__DESCRIPTION OF THE TASK__
Below are some records; retype all of them exactly.

Recorded data
════════

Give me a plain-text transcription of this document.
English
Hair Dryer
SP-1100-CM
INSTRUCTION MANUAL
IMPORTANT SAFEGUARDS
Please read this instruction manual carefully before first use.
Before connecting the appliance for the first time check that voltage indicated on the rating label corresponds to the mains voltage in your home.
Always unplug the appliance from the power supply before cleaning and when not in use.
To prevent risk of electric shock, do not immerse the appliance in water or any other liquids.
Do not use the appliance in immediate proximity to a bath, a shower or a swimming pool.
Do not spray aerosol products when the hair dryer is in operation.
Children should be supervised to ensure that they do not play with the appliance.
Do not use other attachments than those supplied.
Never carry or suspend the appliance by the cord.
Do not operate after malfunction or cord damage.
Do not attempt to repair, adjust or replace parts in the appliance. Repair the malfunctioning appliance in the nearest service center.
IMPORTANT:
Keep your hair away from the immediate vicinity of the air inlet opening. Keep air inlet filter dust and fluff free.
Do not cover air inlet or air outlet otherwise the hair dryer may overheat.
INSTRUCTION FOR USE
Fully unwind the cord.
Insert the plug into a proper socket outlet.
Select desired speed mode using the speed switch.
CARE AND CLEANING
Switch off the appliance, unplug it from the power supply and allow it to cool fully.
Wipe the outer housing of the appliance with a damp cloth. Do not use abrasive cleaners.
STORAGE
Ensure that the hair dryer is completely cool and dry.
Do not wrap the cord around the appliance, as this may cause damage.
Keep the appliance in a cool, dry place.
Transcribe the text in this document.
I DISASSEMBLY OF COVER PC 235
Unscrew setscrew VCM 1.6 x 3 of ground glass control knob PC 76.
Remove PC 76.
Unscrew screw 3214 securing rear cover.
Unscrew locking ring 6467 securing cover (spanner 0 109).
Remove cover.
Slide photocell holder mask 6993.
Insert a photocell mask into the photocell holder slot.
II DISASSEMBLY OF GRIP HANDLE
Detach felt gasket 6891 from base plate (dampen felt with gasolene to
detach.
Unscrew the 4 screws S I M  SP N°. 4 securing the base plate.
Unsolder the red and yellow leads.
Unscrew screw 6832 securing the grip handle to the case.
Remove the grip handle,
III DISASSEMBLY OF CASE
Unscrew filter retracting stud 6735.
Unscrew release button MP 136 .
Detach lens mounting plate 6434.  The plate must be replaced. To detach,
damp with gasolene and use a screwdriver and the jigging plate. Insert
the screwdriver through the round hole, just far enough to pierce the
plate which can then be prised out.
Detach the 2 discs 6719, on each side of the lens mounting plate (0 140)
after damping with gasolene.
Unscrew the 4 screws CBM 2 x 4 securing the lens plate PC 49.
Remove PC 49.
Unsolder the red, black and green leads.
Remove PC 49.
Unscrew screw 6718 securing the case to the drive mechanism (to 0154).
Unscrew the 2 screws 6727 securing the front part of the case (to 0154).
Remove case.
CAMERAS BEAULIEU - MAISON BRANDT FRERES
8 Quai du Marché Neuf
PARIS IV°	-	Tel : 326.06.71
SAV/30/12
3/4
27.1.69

════════

__THE OUTPUT__
Give me a plain-text transcription of this document.
English
Hair Dryer
SP-1100-CM
INSTRUCTION MANUAL
IMPORTANT SAFEGUARDS
Please read this instruction manual carefully before first use.
Before connecting the appliance for the first time check that voltage indicated on the rating label corresponds to the mains voltage in your home.
Always unplug the appliance from the power supply before cleaning and when not in use.
To prevent risk of electric shock, do not immerse the appliance in water or any other liquids.
Do not use the appliance in immediate proximity to a bath, a shower or a swimming pool.
Do not spray aerosol products when the hair dryer is in operation.
Children should be supervised to ensure that they do not play with the appliance.
Do not use other attachments than those supplied.
Never carry or suspend the appliance by the cord.
Do not operate after malfunction or cord damage.
Do not attempt to repair, adjust or replace parts in the appliance. Repair the malfunctioning appliance in the nearest service center.
IMPORTANT:
Keep your hair away from the immediate vicinity of the air inlet opening. Keep air inlet filter dust and fluff free.
Do not cover air inlet or air outlet otherwise the hair dryer may overheat.
INSTRUCTION FOR USE
Fully unwind the cord.
Insert the plug into a proper socket outlet.
Select desired speed mode using the speed switch.
CARE AND CLEANING
Switch off the appliance, unplug it from the power supply and allow it to cool fully.
Wipe the outer housing of the appliance with a damp cloth. Do not use abrasive cleaners.
STORAGE
Ensure that the hair dryer is completely cool and dry.
Do not wrap the cord around the appliance, as this may cause damage.
Keep the appliance in a cool, dry place.
Transcribe the text in this document.
I DISASSEMBLY OF COVER PC 235
Unscrew setscrew VCM 1.6 x 3 of ground glass control knob PC 76.
Remove PC 76.
Unscrew screw 3214 securing rear cover.
Unscrew locking ring 6467 securing cover (spanner 0 109).
Remove cover.
Slide photocell holder mask 6993.
Insert a photocell mask into the photocell holder slot.
II DISASSEMBLY OF GRIP HANDLE
Detach felt gasket 6891 from base plate (dampen felt with gasolene to
detach.
Unscrew the 4 screws S I M  SP N°. 4 securing the base plate.
Unsolder the red and yellow leads.
Unscrew screw 6832 securing the grip handle to the case.
Remove the grip handle,
III DISASSEMBLY OF CASE
Unscrew filter retracting stud 6735.
Unscrew release button MP 136 .
Detach lens mounting plate 6434.  The plate must be replaced. To detach,
damp with gasolene and use a screwdriver and the jigging plate. Insert
the screwdriver through the round hole, just far enough to pierce the
plate which can then be prised out.
Detach the 2 discs 6719, on each side of the lens mounting plate (0 140)
after damping with gasolene.
Unscrew the 4 screws CBM 2 x 4 securing the lens plate PC 49.
Remove PC 49.
Unsolder the red, black and green leads.
Remove PC 49.
Unscrew screw 6718 securing the case to the drive mechanism (to 0154).
Unscrew the 2 screws 6727 securing the front part of the case (to 0154).
Remove case.
CAMERAS BEAULIEU - MAISON BRANDT FRERES
8 Quai du Marché Neuf
PARIS IV°	-	Tel : 326.06.71
SAV/30/12
3/4
27.1.69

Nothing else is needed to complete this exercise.